Extract the full set of records, then give each one again exactly.

Excerpts from a figure dataset
— START —

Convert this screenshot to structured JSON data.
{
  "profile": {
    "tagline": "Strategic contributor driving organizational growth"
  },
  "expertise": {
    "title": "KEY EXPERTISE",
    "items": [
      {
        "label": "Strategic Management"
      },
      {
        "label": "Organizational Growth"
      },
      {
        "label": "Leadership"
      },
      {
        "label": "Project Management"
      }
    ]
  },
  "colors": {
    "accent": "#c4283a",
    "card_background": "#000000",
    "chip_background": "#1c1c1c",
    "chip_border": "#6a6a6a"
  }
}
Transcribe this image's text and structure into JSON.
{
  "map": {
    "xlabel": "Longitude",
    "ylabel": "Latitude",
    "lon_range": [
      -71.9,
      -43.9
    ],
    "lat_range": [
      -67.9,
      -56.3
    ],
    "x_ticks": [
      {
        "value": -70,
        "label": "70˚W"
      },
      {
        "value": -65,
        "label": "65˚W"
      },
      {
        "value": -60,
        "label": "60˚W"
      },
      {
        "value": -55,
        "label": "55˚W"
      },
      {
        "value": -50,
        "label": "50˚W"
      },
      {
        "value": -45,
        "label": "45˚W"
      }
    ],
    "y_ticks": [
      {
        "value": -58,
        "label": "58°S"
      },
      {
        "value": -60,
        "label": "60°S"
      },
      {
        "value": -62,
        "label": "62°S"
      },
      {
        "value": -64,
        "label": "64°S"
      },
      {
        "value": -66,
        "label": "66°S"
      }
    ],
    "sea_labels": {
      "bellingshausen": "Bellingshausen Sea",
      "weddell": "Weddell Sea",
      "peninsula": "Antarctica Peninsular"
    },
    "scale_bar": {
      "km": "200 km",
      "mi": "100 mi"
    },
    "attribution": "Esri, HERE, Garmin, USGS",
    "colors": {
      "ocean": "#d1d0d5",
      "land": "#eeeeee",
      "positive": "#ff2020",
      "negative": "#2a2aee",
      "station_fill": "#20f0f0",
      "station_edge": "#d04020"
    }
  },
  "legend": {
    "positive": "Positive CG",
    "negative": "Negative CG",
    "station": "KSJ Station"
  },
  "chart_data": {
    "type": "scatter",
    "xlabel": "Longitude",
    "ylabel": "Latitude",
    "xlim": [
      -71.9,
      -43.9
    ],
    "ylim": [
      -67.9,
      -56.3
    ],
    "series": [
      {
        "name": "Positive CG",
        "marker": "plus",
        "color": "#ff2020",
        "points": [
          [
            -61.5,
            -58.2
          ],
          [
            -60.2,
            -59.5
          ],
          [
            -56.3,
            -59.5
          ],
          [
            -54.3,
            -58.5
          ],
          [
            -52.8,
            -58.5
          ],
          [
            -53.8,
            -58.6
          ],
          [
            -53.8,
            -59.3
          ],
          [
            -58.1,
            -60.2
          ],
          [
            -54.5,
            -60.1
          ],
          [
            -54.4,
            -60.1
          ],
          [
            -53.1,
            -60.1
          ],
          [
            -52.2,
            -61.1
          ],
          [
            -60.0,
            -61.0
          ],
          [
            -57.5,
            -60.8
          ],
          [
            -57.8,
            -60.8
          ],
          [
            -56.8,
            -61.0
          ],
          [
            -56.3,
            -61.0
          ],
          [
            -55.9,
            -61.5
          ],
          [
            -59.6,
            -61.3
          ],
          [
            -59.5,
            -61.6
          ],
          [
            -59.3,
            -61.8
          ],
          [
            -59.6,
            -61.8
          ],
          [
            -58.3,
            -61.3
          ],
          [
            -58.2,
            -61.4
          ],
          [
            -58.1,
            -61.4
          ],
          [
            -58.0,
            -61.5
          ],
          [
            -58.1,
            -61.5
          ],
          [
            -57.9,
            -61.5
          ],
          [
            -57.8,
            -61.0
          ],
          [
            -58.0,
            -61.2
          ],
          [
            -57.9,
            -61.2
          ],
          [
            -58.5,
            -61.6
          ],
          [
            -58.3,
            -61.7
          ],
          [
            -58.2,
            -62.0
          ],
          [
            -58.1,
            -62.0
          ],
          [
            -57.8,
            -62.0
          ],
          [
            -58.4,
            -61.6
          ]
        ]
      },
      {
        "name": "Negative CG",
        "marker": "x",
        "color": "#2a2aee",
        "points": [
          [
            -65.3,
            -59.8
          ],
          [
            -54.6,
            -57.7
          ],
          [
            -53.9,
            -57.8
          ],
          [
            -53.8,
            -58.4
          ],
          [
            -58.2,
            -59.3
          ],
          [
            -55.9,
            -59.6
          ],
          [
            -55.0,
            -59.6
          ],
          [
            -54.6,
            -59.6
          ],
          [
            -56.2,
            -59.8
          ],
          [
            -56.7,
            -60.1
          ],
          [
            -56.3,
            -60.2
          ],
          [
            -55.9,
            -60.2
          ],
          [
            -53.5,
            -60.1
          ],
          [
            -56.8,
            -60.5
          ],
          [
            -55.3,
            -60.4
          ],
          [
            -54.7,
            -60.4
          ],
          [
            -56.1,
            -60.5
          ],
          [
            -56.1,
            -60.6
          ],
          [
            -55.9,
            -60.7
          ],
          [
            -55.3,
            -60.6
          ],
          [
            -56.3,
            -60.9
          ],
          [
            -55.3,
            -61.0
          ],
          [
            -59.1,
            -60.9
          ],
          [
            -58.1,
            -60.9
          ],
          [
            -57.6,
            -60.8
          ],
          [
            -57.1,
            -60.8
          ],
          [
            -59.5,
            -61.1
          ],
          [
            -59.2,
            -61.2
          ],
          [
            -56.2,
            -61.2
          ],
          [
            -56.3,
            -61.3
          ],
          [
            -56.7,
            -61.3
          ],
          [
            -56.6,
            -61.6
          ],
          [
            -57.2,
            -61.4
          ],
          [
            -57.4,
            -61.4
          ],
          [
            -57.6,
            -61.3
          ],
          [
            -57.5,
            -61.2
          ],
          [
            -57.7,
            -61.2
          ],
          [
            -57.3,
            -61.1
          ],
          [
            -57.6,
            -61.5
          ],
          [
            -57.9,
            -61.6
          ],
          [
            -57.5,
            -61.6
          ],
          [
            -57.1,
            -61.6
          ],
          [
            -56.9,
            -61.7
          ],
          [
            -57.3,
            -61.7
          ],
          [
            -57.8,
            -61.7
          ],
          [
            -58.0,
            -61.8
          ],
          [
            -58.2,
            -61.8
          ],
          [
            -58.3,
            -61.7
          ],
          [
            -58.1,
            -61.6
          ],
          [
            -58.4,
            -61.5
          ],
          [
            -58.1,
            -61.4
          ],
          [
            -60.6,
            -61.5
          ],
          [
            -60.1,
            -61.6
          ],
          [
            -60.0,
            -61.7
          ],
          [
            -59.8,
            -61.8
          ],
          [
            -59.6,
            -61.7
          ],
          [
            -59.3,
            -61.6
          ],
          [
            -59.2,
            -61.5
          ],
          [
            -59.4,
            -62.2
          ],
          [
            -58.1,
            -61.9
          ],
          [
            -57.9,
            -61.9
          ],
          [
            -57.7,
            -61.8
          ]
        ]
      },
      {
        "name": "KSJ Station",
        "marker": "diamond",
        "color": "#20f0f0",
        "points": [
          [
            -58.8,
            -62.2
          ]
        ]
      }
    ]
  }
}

— END —

* [TASK OUTPUT]
Convert this screenshot to structured JSON data.
{
  "profile": {
    "tagline": "Strategic contributor driving organizational growth"
  },
  "expertise": {
    "title": "KEY EXPERTISE",
    "items": [
      {
        "label": "Strategic Management"
      },
      {
        "label": "Organizational Growth"
      },
      {
        "label": "Leadership"
      },
      {
        "label": "Project Management"
      }
    ]
  },
  "colors": {
    "accent": "#c4283a",
    "card_background": "#000000",
    "chip_background": "#1c1c1c",
    "chip_border": "#6a6a6a"
  }
}
Transcribe this image's text and structure into JSON.
{
  "map": {
    "xlabel": "Longitude",
    "ylabel": "Latitude",
    "lon_range": [
      -71.9,
      -43.9
    ],
    "lat_range": [
      -67.9,
      -56.3
    ],
    "x_ticks": [
      {
        "value": -70,
        "label": "70˚W"
      },
      {
        "value": -65,
        "label": "65˚W"
      },
      {
        "value": -60,
        "label": "60˚W"
      },
      {
        "value": -55,
        "label": "55˚W"
      },
      {
        "value": -50,
        "label": "50˚W"
      },
      {
        "value": -45,
        "label": "45˚W"
      }
    ],
    "y_ticks": [
      {
        "value": -58,
        "label": "58°S"
      },
      {
        "value": -60,
        "label": "60°S"
      },
      {
        "value": -62,
        "label": "62°S"
      },
      {
        "value": -64,
        "label": "64°S"
      },
      {
        "value": -66,
        "label": "66°S"
      }
    ],
    "sea_labels": {
      "bellingshausen": "Bellingshausen Sea",
      "weddell": "Weddell Sea",
      "peninsula": "Antarctica Peninsular"
    },
    "scale_bar": {
      "km": "200 km",
      "mi": "100 mi"
    },
    "attribution": "Esri, HERE, Garmin, USGS",
    "colors": {
      "ocean": "#d1d0d5",
      "land": "#eeeeee",
      "positive": "#ff2020",
      "negative": "#2a2aee",
      "station_fill": "#20f0f0",
      "station_edge": "#d04020"
    }
  },
  "legend": {
    "positive": "Positive CG",
    "negative": "Negative CG",
    "station": "KSJ Station"
  },
  "chart_data": {
    "type": "scatter",
    "xlabel": "Longitude",
    "ylabel": "Latitude",
    "xlim": [
      -71.9,
      -43.9
    ],
    "ylim": [
      -67.9,
      -56.3
    ],
    "series": [
      {
        "name": "Positive CG",
        "marker": "plus",
        "color": "#ff2020",
        "points": [
          [
            -61.5,
            -58.2
          ],
          [
            -60.2,
            -59.5
          ],
          [
            -56.3,
            -59.5
          ],
          [
            -54.3,
            -58.5
          ],
          [
            -52.8,
            -58.5
          ],
          [
            -53.8,
            -58.6
          ],
          [
            -53.8,
            -59.3
          ],
          [
            -58.1,
            -60.2
          ],
          [
            -54.5,
            -60.1
          ],
          [
            -54.4,
            -60.1
          ],
          [
            -53.1,
            -60.1
          ],
          [
            -52.2,
            -61.1
          ],
          [
            -60.0,
            -61.0
          ],
          [
            -57.5,
            -60.8
          ],
          [
            -57.8,
            -60.8
          ],
          [
            -56.8,
            -61.0
          ],
          [
            -56.3,
            -61.0
          ],
          [
            -55.9,
            -61.5
          ],
          [
            -59.6,
            -61.3
          ],
          [
            -59.5,
            -61.6
          ],
          [
            -59.3,
            -61.8
          ],
          [
            -59.6,
            -61.8
          ],
          [
            -58.3,
            -61.3
          ],
          [
            -58.2,
            -61.4
          ],
          [
            -58.1,
            -61.4
          ],
          [
            -58.0,
            -61.5
          ],
          [
            -58.1,
            -61.5
          ],
          [
            -57.9,
            -61.5
          ],
          [
            -57.8,
            -61.0
          ],
          [
            -58.0,
            -61.2
          ],
          [
            -57.9,
            -61.2
          ],
          [
            -58.5,
            -61.6
          ],
          [
            -58.3,
            -61.7
          ],
          [
            -58.2,
            -62.0
          ],
          [
            -58.1,
            -62.0
          ],
          [
            -57.8,
            -62.0
          ],
          [
            -58.4,
            -61.6
          ]
        ]
      },
      {
        "name": "Negative CG",
        "marker": "x",
        "color": "#2a2aee",
        "points": [
          [
            -65.3,
            -59.8
          ],
          [
            -54.6,
            -57.7
          ],
          [
            -53.9,
            -57.8
          ],
          [
            -53.8,
            -58.4
          ],
          [
            -58.2,
            -59.3
          ],
          [
            -55.9,
            -59.6
          ],
          [
            -55.0,
            -59.6
          ],
          [
            -54.6,
            -59.6
          ],
          [
            -56.2,
            -59.8
          ],
          [
            -56.7,
            -60.1
          ],
          [
            -56.3,
            -60.2
          ],
          [
            -55.9,
            -60.2
          ],
          [
            -53.5,
            -60.1
          ],
          [
            -56.8,
            -60.5
          ],
          [
            -55.3,
            -60.4
          ],
          [
            -54.7,
            -60.4
          ],
          [
            -56.1,
            -60.5
          ],
          [
            -56.1,
            -60.6
          ],
          [
            -55.9,
            -60.7
          ],
          [
            -55.3,
            -60.6
          ],
          [
            -56.3,
            -60.9
          ],
          [
            -55.3,
            -61.0
          ],
          [
            -59.1,
            -60.9
          ],
          [
            -58.1,
            -60.9
          ],
          [
            -57.6,
            -60.8
          ],
          [
            -57.1,
            -60.8
          ],
          [
            -59.5,
            -61.1
          ],
          [
            -59.2,
            -61.2
          ],
          [
            -56.2,
            -61.2
          ],
          [
            -56.3,
            -61.3
          ],
          [
            -56.7,
            -61.3
          ],
          [
            -56.6,
            -61.6
          ],
          [
            -57.2,
            -61.4
          ],
          [
            -57.4,
            -61.4
          ],
          [
            -57.6,
            -61.3
          ],
          [
            -57.5,
            -61.2
          ],
          [
            -57.7,
            -61.2
          ],
          [
            -57.3,
            -61.1
          ],
          [
            -57.6,
            -61.5
          ],
          [
            -57.9,
            -61.6
          ],
          [
            -57.5,
            -61.6
          ],
          [
            -57.1,
            -61.6
          ],
          [
            -56.9,
            -61.7
          ],
          [
            -57.3,
            -61.7
          ],
          [
            -57.8,
            -61.7
          ],
          [
            -58.0,
            -61.8
          ],
          [
            -58.2,
            -61.8
          ],
          [
            -58.3,
            -61.7
          ],
          [
            -58.1,
            -61.6
          ],
          [
            -58.4,
            -61.5
          ],
          [
            -58.1,
            -61.4
          ],
          [
            -60.6,
            -61.5
          ],
          [
            -60.1,
            -61.6
          ],
          [
            -60.0,
            -61.7
          ],
          [
            -59.8,
            -61.8
          ],
          [
            -59.6,
            -61.7
          ],
          [
            -59.3,
            -61.6
          ],
          [
            -59.2,
            -61.5
          ],
          [
            -59.4,
            -62.2
          ],
          [
            -58.1,
            -61.9
          ],
          [
            -57.9,
            -61.9
          ],
          [
            -57.7,
            -61.8
          ]
        ]
      },
      {
        "name": "KSJ Station",
        "marker": "diamond",
        "color": "#20f0f0",
        "points": [
          [
            -58.8,
            -62.2
          ]
        ]
      }
    ]
  }
}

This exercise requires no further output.